=== EXTRAIT DU TEXTE ===

Avec le recul, investir dans les actions américaines au creux de la crise financière mondiale était une opération facile à réaliser. L’indice S&P 500 a enregistré un rendement de 638% (cumulatif) ou supérieur à 15% (annualisé) du 31 mars 2009 au 30 juin 2023. De fait, l’un des plus grands marchés haussiers de l’histoire a été parsemé d’embûches. Mais un facteur constant a prévalu tout au long de la période: le soutien monétaire sans faille des banques centrales, en particulier celui de la Fed. Du moins jusqu’à récemment.

La vague de liquidités est en train de se retirer du système à une vitesse inégalée depuis des décennies. Il n’y a pas de meilleure illustration que la hausse massive des taux aux États-Unis, avec un rendement du Trésor US à 10 ans qui a atteint des niveaux inégalés depuis avant la crise financière mondiale. Si le cycle des hausses de taux de la Fed pouvait toucher à sa fin, un retour à un contexte calme, de faible inflation, de croissance économique positive et de baisse/stabilité des taux semble de plus en plus improbable.

=== ITEMS PRÉSENTÉS ===

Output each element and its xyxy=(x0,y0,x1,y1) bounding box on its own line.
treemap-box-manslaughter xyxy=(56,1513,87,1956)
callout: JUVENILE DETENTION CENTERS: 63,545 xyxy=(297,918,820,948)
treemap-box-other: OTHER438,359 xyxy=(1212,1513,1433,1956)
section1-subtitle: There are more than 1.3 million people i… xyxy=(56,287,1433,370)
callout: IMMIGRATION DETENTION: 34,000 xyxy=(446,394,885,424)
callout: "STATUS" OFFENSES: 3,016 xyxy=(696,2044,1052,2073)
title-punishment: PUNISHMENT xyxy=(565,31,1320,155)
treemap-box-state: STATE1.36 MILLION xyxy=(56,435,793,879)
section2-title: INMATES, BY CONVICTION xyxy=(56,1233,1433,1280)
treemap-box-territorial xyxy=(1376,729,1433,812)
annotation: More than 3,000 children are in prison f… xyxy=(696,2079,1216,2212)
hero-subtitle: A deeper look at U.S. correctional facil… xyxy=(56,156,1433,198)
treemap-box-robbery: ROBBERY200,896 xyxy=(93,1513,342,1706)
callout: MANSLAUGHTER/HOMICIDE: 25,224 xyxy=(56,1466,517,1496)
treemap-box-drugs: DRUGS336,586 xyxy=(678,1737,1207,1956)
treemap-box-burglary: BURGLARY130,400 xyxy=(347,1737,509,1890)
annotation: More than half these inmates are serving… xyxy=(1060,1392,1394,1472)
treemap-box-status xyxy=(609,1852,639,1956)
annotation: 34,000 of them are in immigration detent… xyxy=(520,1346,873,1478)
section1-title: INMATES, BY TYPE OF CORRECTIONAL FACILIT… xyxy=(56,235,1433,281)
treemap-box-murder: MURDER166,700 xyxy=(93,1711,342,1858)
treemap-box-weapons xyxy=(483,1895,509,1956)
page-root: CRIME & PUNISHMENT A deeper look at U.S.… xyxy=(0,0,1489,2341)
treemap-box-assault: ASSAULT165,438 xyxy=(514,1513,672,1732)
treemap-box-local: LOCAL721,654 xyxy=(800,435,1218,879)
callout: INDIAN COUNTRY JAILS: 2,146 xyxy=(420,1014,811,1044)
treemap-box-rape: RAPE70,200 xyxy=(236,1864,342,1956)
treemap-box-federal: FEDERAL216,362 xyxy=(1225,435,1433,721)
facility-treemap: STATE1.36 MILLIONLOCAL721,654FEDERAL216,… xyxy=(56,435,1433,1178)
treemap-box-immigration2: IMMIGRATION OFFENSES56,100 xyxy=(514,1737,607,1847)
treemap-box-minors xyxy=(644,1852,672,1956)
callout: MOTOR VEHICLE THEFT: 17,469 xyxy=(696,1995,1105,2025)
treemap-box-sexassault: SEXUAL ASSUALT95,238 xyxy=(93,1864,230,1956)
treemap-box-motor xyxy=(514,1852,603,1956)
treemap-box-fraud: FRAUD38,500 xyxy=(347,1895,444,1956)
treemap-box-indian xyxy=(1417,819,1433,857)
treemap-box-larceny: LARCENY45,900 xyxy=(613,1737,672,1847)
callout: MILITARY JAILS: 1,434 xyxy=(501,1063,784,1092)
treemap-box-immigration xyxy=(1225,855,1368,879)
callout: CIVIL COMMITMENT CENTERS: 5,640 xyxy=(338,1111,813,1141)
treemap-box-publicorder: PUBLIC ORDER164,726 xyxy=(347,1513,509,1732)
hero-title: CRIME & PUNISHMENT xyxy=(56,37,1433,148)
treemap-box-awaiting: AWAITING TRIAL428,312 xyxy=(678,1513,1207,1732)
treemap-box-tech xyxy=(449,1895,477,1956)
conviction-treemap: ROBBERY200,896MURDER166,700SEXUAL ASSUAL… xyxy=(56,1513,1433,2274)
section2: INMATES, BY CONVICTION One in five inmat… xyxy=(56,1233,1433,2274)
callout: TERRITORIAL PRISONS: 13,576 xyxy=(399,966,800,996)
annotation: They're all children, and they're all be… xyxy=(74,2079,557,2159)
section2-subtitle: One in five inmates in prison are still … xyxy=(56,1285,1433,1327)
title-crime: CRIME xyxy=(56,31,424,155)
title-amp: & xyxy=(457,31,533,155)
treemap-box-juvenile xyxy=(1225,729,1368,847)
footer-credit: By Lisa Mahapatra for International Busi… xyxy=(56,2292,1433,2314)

===

**ÉNONCÉ:**
Transcrivez fidèlement le passage de l'extrait consacré aux marchés boursiers, depuis « La vague de » jusqu'à « en plus improbable. » inclus.

**CORRIGÉ DÉTAILLÉ:**
La vague de liquidités est en train de se retirer du système à une vitesse inégalée depuis des décennies. Il n’y a pas de meilleure illustration que la hausse massive des taux aux États-Unis, avec un rendement du Trésor US à 10 ans qui a atteint des niveaux inégalés depuis avant la crise financière mondiale. Si le cycle des hausses de taux de la Fed pouvait toucher à sa fin, un retour à un contexte calme, de faible inflation, de croissance économique positive et de baisse/stabilité des taux semble de plus en plus improbable.